Omit all images, then return the remaining material exactly as it stands.

+++ GIVEN RECORDS +++

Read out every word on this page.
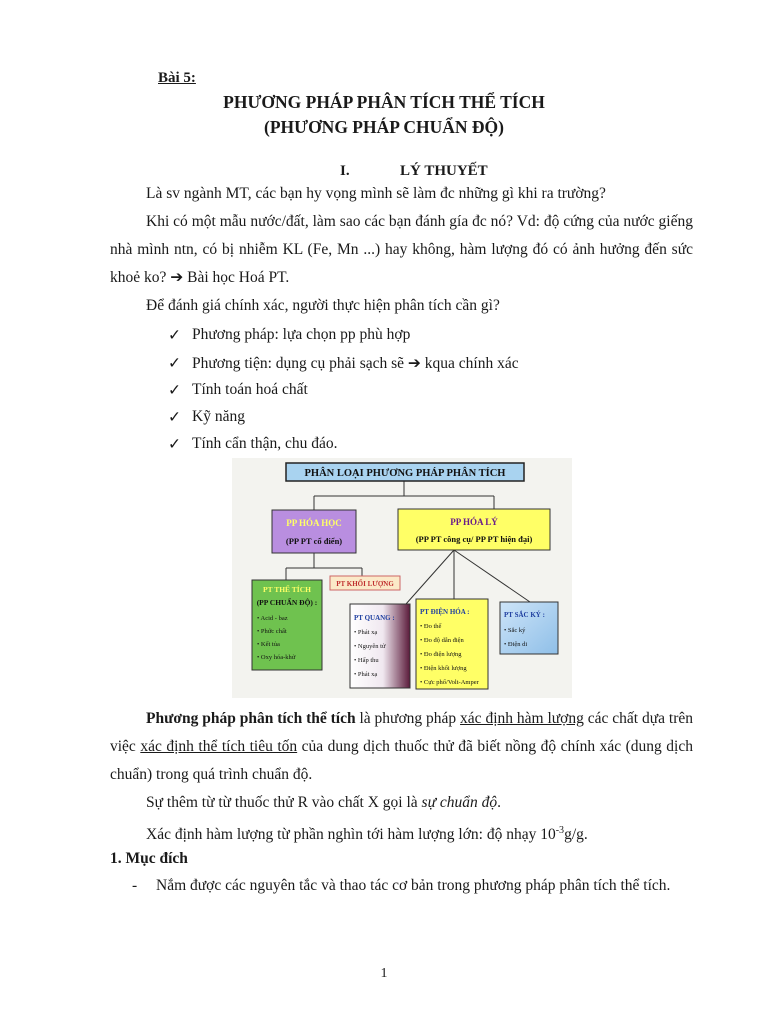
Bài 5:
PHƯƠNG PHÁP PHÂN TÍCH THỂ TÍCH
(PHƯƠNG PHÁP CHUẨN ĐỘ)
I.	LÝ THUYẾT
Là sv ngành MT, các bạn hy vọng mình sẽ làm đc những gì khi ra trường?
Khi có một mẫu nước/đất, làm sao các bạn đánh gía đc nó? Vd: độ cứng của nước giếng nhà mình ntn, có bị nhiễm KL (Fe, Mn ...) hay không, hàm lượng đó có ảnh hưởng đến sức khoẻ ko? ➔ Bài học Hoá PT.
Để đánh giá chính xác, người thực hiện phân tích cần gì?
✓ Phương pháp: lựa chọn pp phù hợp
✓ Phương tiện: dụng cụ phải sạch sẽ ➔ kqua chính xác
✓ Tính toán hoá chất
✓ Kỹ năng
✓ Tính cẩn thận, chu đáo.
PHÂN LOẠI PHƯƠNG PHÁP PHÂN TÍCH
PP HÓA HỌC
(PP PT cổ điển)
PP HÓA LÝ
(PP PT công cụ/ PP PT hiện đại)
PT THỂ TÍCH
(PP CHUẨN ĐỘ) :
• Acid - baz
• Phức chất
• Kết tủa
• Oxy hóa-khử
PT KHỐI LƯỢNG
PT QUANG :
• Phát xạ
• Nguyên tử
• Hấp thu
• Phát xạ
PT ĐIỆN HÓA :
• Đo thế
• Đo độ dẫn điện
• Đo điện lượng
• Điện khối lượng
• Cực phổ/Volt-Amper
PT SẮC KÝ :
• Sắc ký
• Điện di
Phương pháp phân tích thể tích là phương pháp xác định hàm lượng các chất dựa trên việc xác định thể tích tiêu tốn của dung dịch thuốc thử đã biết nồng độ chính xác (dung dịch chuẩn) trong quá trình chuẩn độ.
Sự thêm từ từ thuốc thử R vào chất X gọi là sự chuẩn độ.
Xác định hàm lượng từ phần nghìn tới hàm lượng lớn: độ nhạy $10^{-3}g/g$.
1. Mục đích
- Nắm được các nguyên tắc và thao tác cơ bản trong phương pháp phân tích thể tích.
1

+++

RESULT OF THE TASK ->
Read out every word on this page.
Bài 5:
PHƯƠNG PHÁP PHÂN TÍCH THỂ TÍCH
(PHƯƠNG PHÁP CHUẨN ĐỘ)
I.	LÝ THUYẾT
Là sv ngành MT, các bạn hy vọng mình sẽ làm đc những gì khi ra trường?
Khi có một mẫu nước/đất, làm sao các bạn đánh gía đc nó? Vd: độ cứng của nước giếng nhà mình ntn, có bị nhiễm KL (Fe, Mn ...) hay không, hàm lượng đó có ảnh hưởng đến sức khoẻ ko? ➔ Bài học Hoá PT.
Để đánh giá chính xác, người thực hiện phân tích cần gì?
✓ Phương pháp: lựa chọn pp phù hợp
✓ Phương tiện: dụng cụ phải sạch sẽ ➔ kqua chính xác
✓ Tính toán hoá chất
✓ Kỹ năng
✓ Tính cẩn thận, chu đáo.
PHÂN LOẠI PHƯƠNG PHÁP PHÂN TÍCH
PP HÓA HỌC
(PP PT cổ điển)
PP HÓA LÝ
(PP PT công cụ/ PP PT hiện đại)
PT THỂ TÍCH
(PP CHUẨN ĐỘ) :
• Acid - baz
• Phức chất
• Kết tủa
• Oxy hóa-khử
PT KHỐI LƯỢNG
PT QUANG :
• Phát xạ
• Nguyên tử
• Hấp thu
• Phát xạ
PT ĐIỆN HÓA :
• Đo thế
• Đo độ dẫn điện
• Đo điện lượng
• Điện khối lượng
• Cực phổ/Volt-Amper
PT SẮC KÝ :
• Sắc ký
• Điện di
Phương pháp phân tích thể tích là phương pháp xác định hàm lượng các chất dựa trên việc xác định thể tích tiêu tốn của dung dịch thuốc thử đã biết nồng độ chính xác (dung dịch chuẩn) trong quá trình chuẩn độ.
Sự thêm từ từ thuốc thử R vào chất X gọi là sự chuẩn độ.
Xác định hàm lượng từ phần nghìn tới hàm lượng lớn: độ nhạy $10^{-3}g/g$.
1. Mục đích
- Nắm được các nguyên tắc và thao tác cơ bản trong phương pháp phân tích thể tích.
1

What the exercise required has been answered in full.